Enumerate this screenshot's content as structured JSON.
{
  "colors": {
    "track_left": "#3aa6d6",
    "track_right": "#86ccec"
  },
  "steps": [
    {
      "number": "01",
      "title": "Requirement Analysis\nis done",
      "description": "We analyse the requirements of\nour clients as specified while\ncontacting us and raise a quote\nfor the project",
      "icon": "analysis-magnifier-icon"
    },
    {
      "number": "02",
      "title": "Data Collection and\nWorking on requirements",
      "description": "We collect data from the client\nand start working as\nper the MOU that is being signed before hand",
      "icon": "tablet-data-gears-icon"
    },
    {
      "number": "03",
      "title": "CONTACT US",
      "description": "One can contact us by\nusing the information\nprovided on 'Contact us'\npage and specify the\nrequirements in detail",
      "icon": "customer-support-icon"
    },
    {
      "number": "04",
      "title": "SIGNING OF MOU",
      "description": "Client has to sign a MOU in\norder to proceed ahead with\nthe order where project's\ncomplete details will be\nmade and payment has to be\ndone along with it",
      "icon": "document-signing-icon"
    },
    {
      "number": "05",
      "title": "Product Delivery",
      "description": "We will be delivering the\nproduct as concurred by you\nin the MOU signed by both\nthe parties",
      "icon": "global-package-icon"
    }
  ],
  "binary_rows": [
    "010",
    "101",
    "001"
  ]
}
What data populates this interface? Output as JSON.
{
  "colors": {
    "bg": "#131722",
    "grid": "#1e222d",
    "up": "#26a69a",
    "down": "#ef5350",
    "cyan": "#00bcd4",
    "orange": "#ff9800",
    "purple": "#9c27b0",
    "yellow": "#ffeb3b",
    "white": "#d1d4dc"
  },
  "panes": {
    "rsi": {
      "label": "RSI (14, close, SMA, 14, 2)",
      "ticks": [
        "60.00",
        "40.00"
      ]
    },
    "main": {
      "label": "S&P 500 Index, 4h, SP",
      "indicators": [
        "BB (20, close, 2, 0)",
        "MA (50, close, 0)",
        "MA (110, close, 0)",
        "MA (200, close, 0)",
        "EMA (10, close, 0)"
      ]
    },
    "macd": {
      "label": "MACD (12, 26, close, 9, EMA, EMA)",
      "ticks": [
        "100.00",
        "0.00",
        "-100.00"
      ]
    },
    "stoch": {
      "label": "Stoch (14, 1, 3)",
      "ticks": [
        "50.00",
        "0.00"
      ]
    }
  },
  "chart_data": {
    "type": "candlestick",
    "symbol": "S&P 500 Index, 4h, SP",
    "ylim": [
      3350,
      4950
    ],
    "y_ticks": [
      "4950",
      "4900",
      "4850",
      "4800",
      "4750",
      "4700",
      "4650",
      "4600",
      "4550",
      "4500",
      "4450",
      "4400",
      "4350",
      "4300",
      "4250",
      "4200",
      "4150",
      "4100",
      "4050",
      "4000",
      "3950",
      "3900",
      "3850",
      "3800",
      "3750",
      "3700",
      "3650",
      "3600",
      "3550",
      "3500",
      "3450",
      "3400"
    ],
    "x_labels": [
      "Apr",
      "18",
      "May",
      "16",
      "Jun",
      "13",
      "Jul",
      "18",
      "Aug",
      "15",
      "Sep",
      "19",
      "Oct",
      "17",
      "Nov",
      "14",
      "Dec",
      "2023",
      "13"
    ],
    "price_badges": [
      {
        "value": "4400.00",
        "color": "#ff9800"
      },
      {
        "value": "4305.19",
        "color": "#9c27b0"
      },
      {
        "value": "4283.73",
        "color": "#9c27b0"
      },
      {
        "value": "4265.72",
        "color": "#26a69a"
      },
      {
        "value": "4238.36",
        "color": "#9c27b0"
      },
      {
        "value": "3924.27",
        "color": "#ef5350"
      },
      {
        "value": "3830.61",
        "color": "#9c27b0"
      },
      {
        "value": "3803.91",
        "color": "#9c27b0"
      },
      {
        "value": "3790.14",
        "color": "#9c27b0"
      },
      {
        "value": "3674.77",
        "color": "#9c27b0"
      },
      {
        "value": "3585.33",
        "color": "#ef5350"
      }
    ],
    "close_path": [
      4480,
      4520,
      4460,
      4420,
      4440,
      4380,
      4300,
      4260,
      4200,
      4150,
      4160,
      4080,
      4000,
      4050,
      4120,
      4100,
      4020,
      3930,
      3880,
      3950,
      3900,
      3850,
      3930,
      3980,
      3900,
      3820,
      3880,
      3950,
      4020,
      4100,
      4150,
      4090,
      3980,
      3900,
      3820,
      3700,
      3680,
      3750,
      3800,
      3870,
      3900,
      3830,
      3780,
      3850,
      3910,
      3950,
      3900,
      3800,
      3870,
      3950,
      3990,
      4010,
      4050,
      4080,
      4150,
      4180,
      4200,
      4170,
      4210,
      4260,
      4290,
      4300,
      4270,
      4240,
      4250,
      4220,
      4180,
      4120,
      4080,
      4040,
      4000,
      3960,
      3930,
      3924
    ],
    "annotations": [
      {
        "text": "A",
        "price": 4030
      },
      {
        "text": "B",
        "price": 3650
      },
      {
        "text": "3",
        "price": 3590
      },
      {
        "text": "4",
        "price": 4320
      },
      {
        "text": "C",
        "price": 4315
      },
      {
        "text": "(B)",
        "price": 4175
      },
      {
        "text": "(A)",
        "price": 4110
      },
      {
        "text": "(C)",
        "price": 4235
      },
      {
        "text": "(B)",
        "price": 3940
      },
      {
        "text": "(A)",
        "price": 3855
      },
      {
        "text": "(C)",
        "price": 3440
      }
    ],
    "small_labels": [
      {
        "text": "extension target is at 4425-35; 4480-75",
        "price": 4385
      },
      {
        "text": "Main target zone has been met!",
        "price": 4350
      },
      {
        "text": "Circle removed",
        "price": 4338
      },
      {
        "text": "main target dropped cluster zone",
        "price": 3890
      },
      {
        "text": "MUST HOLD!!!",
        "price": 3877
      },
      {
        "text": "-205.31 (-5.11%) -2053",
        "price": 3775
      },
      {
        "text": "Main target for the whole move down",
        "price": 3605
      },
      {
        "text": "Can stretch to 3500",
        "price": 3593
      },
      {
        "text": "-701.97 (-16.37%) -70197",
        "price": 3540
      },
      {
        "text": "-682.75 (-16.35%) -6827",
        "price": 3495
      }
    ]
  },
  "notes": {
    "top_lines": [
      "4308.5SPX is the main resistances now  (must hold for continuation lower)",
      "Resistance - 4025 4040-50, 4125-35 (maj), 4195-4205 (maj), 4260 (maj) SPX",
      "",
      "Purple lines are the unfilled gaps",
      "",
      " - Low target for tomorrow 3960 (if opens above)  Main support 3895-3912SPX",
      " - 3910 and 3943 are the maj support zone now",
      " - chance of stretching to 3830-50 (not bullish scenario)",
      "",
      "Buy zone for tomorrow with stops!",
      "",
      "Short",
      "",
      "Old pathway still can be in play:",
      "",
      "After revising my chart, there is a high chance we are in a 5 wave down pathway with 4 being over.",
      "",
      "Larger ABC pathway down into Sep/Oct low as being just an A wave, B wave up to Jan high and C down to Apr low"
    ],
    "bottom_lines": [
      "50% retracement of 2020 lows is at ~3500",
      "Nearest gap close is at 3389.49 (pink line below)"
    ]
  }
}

TASK DIRECTIONS: Tally the lines of the data that hold the string "chance". Answer with the number and nothing more.

OUTPUT: 2